(Entries taken from a collection)
━━━━━━

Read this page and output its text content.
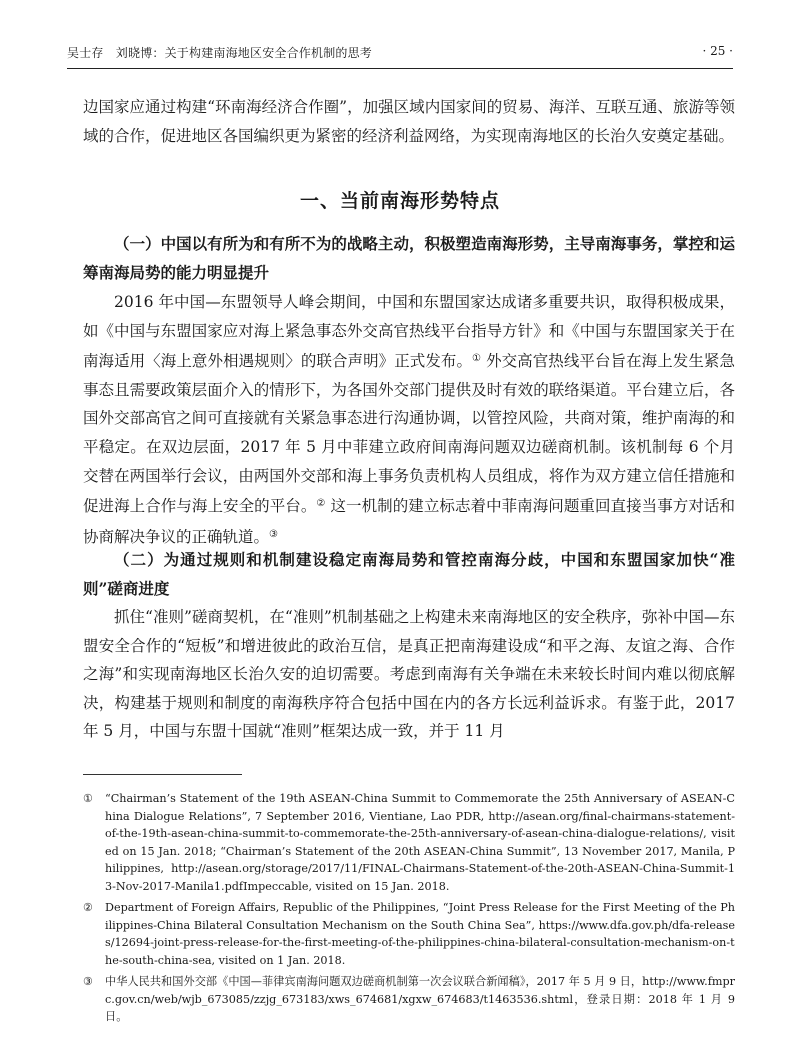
吴士存　刘晓博：关于构建南海地区安全合作机制的思考	· 25 ·
边国家应通过构建“环南海经济合作圈”，加强区域内国家间的贸易、海洋、互联互通、旅游等领域的合作，促进地区各国编织更为紧密的经济利益网络，为实现南海地区的长治久安奠定基础。
一、当前南海形势特点
（一）中国以有所为和有所不为的战略主动，积极塑造南海形势，主导南海事务，掌控和运筹南海局势的能力明显提升
2016 年中国—东盟领导人峰会期间，中国和东盟国家达成诸多重要共识，取得积极成果，如《中国与东盟国家应对海上紧急事态外交高官热线平台指导方针》和《中国与东盟国家关于在南海适用〈海上意外相遇规则〉的联合声明》正式发布。① 外交高官热线平台旨在海上发生紧急事态且需要政策层面介入的情形下，为各国外交部门提供及时有效的联络渠道。平台建立后，各国外交部高官之间可直接就有关紧急事态进行沟通协调，以管控风险，共商对策，维护南海的和平稳定。在双边层面，2017 年 5 月中菲建立政府间南海问题双边磋商机制。该机制每 6 个月交替在两国举行会议，由两国外交部和海上事务负责机构人员组成，将作为双方建立信任措施和促进海上合作与海上安全的平台。② 这一机制的建立标志着中菲南海问题重回直接当事方对话和协商解决争议的正确轨道。③
（二）为通过规则和机制建设稳定南海局势和管控南海分歧，中国和东盟国家加快“准则”磋商进度
抓住“准则”磋商契机，在“准则”机制基础之上构建未来南海地区的安全秩序，弥补中国—东盟安全合作的“短板”和增进彼此的政治互信，是真正把南海建设成“和平之海、友谊之海、合作之海”和实现南海地区长治久安的迫切需要。考虑到南海有关争端在未来较长时间内难以彻底解决，构建基于规则和制度的南海秩序符合包括中国在内的各方长远利益诉求。有鉴于此，2017 年 5 月，中国与东盟十国就“准则”框架达成一致，并于 11 月
① “Chairman’s Statement of the 19th ASEAN-China Summit to Commemorate the 25th Anniversary of ASEAN-China Dialogue Relations”, 7 September 2016, Vientiane, Lao PDR, http://asean.org/final-chairmans-statement-of-the-19th-asean-china-summit-to-commemorate-the-25th-anniversary-of-asean-china-dialogue-relations/, visited on 15 Jan. 2018; “Chairman’s Statement of the 20th ASEAN-China Summit”, 13 November 2017, Manila, Philippines, http://asean.org/storage/2017/11/FINAL-Chairmans-Statement-of-the-20th-ASEAN-China-Summit-13-Nov-2017-Manila1.pdfImpeccable, visited on 15 Jan. 2018.
② Department of Foreign Affairs, Republic of the Philippines, “Joint Press Release for the First Meeting of the Philippines-China Bilateral Consultation Mechanism on the South China Sea”, https://www.dfa.gov.ph/dfa-releases/12694-joint-press-release-for-the-first-meeting-of-the-philippines-china-bilateral-consultation-mechanism-on-the-south-china-sea, visited on 1 Jan. 2018.
③ 中华人民共和国外交部《中国—菲律宾南海问题双边磋商机制第一次会议联合新闻稿》，2017 年 5 月 9 日，http://www.fmprc.gov.cn/web/wjb_673085/zzjg_673183/xws_674681/xgxw_674683/t1463536.shtml，登录日期：2018 年 1 月 9 日。
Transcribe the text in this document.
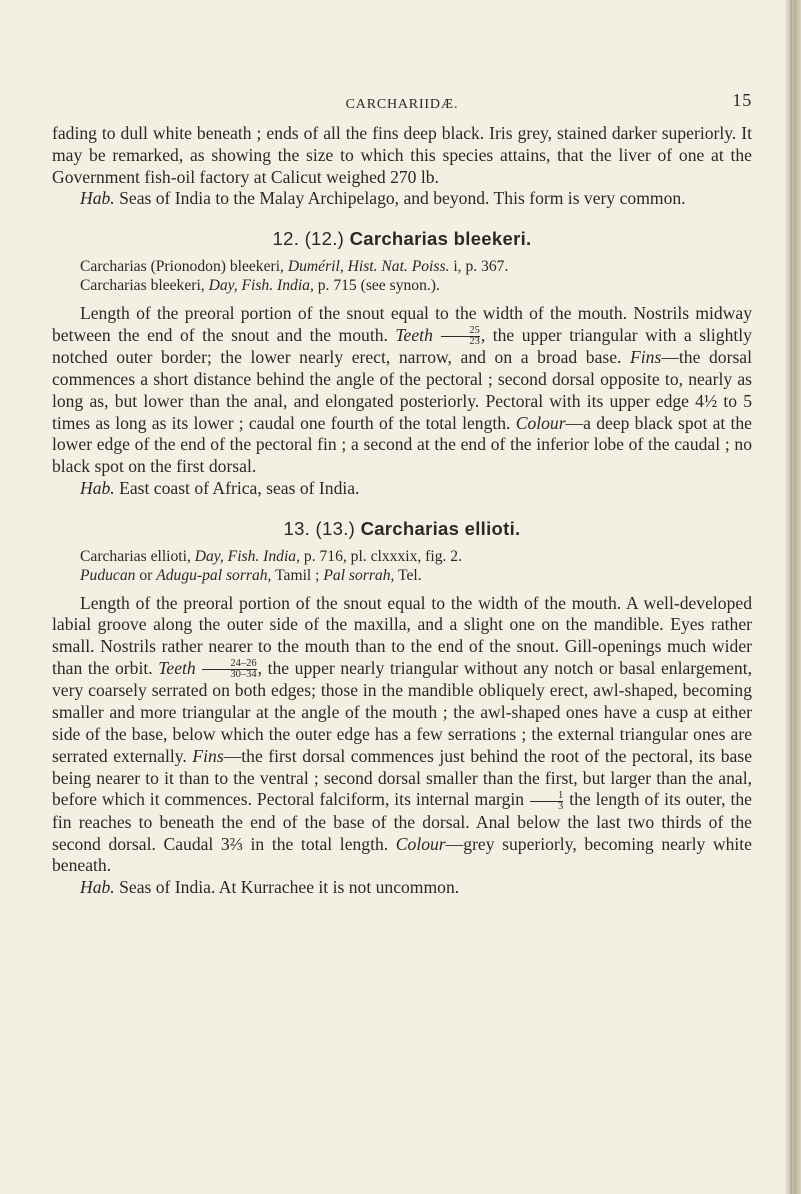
CARCHARIIDÆ.	15

fading to dull white beneath ; ends of all the fins deep black. Iris grey, stained darker superiorly. It may be remarked, as showing the size to which this species attains, that the liver of one at the Government fish-oil factory at Calicut weighed 270 lb.

Hab. Seas of India to the Malay Archipelago, and beyond. This form is very common.

12. (12.) Carcharias bleekeri.

Carcharias (Prionodon) bleekeri, Duméril, Hist. Nat. Poiss. i, p. 367.

Carcharias bleekeri, Day, Fish. India, p. 715 (see synon.).

Length of the preoral portion of the snout equal to the width of the mouth. Nostrils midway between the end of the snout and the mouth. Teeth $\frac{25}{23}$ , the upper triangular with a slightly notched outer border; the lower nearly erect, narrow, and on a broad base. Fins—the dorsal commences a short distance behind the angle of the pectoral ; second dorsal opposite to, nearly as long as, but lower than the anal, and elongated posteriorly. Pectoral with its upper edge 4½ to 5 times as long as its lower ; caudal one fourth of the total length. Colour—a deep black spot at the lower edge of the end of the pectoral fin ; a second at the end of the inferior lobe of the caudal ; no black spot on the first dorsal.

Hab. East coast of Africa, seas of India.

13. (13.) Carcharias ellioti.

Carcharias ellioti, Day, Fish. India, p. 716, pl. clxxxix, fig. 2.

Puducan or Adugu-pal sorrah, Tamil ; Pal sorrah, Tel.

Length of the preoral portion of the snout equal to the width of the mouth. A well-developed labial groove along the outer side of the maxilla, and a slight one on the mandible. Eyes rather small. Nostrils rather nearer to the mouth than to the end of the snout. Gill-openings much wider than the orbit. Teeth $\frac{24-26}{30-34}$ , the upper nearly triangular without any notch or basal enlargement, very coarsely serrated on both edges; those in the mandible obliquely erect, awl-shaped, becoming smaller and more triangular at the angle of the mouth ; the awl-shaped ones have a cusp at either side of the base, below which the outer edge has a few serrations ; the external triangular ones are serrated externally. Fins—the first dorsal commences just behind the root of the pectoral, its base being nearer to it than to the ventral ; second dorsal smaller than the first, but larger than the anal, before which it commences. Pectoral falciform, its internal margin $\frac{1}{3}$ the length of its outer, the fin reaches to beneath the end of the base of the dorsal. Anal below the last two thirds of the second dorsal. Caudal 3⅔ in the total length. Colour—grey superiorly, becoming nearly white beneath.

Hab. Seas of India. At Kurrachee it is not uncommon.
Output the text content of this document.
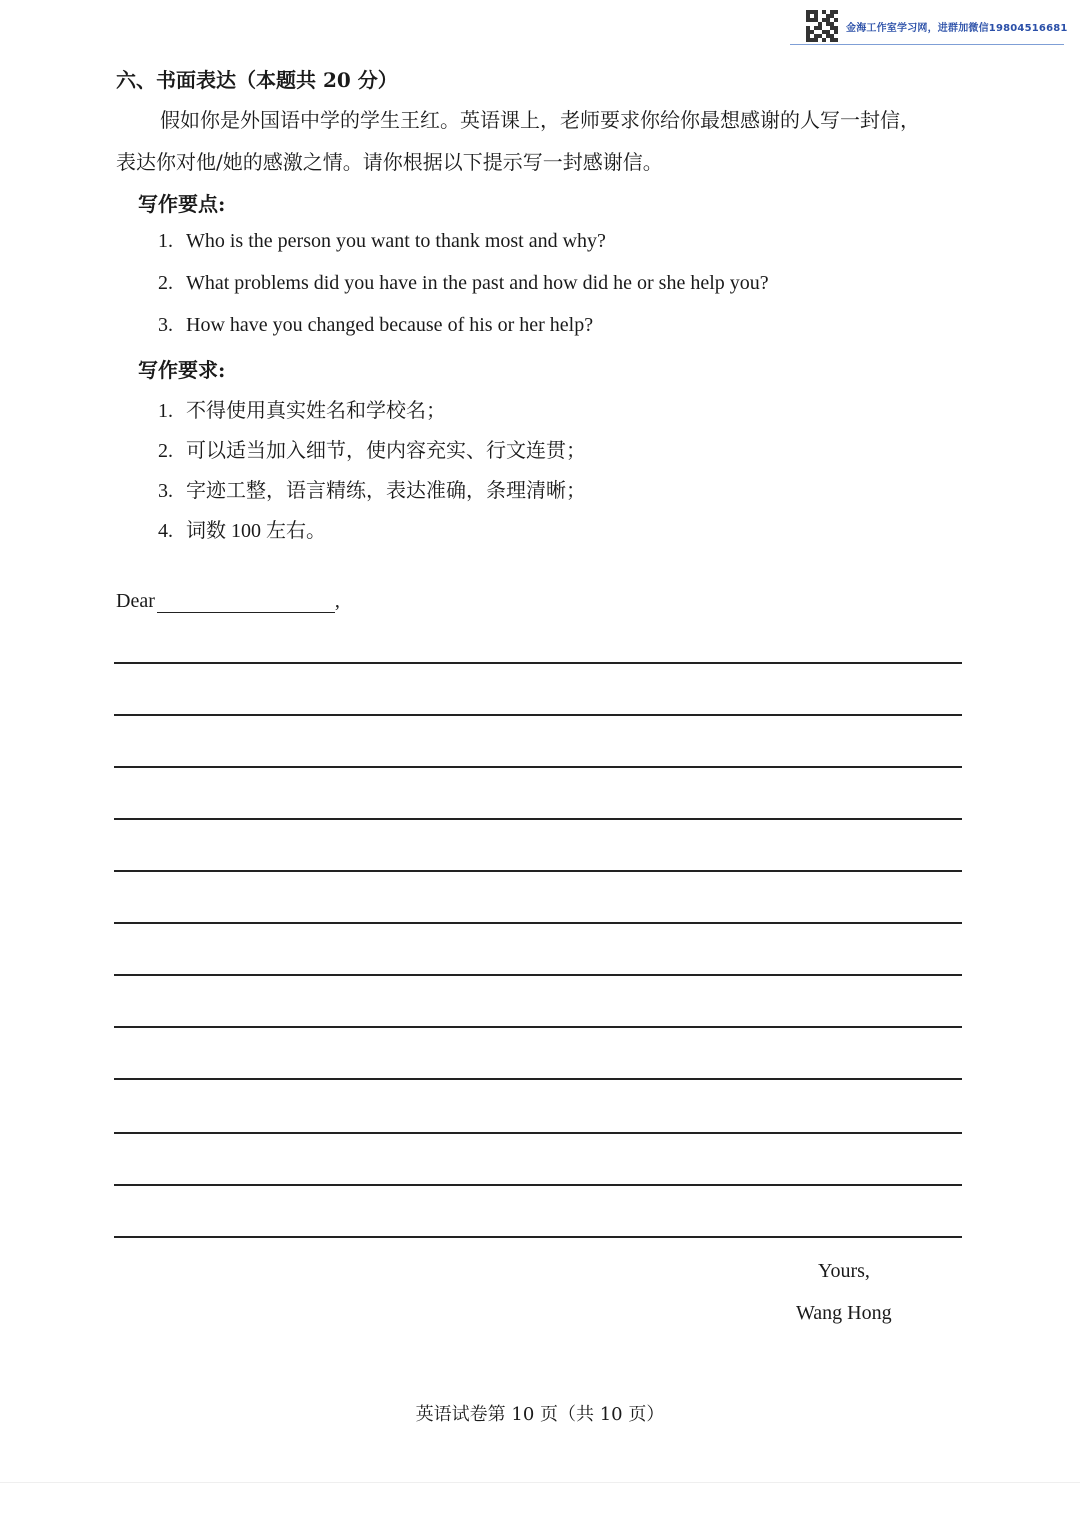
金海工作室学习网，进群加微信19804516681
六、书面表达（本题共 20 分）
假如你是外国语中学的学生王红。英语课上，老师要求你给你最想感谢的人写一封信，
表达你对他/她的感激之情。请你根据以下提示写一封感谢信。
写作要点:
1. Who is the person you want to thank most and why?
2. What problems did you have in the past and how did he or she help you?
3. How have you changed because of his or her help?
写作要求:
1. 不得使用真实姓名和学校名；
2. 可以适当加入细节，使内容充实、行文连贯；
3. 字迹工整，语言精练，表达准确，条理清晰；
4. 词数 100 左右。
Dear	,
Yours,
Wang Hong
英语试卷第 10 页（共 10 页）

━━━━━━

### What to produce
From the listing above, return each line with the word "china".

### Final result
① “Chairman’s Statement of the 19th ASEAN-China Summit to Commemorate the 25th Anniversary of ASEAN-China Dialogue Relations”, 7 September 2016, Vientiane, Lao PDR, http://asean.org/final-chairmans-statement-of-the-19th-asean-china-summit-to-commemorate-the-25th-anniversary-of-asean-china-dialogue-relations/, visited on 15 Jan. 2018; “Chairman’s Statement of the 20th ASEAN-China Summit”, 13 November 2017, Manila, Philippines, http://asean.org/storage/2017/11/FINAL-Chairmans-Statement-of-the-20th-ASEAN-China-Summit-13-Nov-2017-Manila1.pdfImpeccable, visited on 15 Jan. 2018.
② Department of Foreign Affairs, Republic of the Philippines, “Joint Press Release for the First Meeting of the Philippines-China Bilateral Consultation Mechanism on the South China Sea”, https://www.dfa.gov.ph/dfa-releases/12694-joint-press-release-for-the-first-meeting-of-the-philippines-china-bilateral-consultation-mechanism-on-the-south-china-sea, visited on 1 Jan. 2018.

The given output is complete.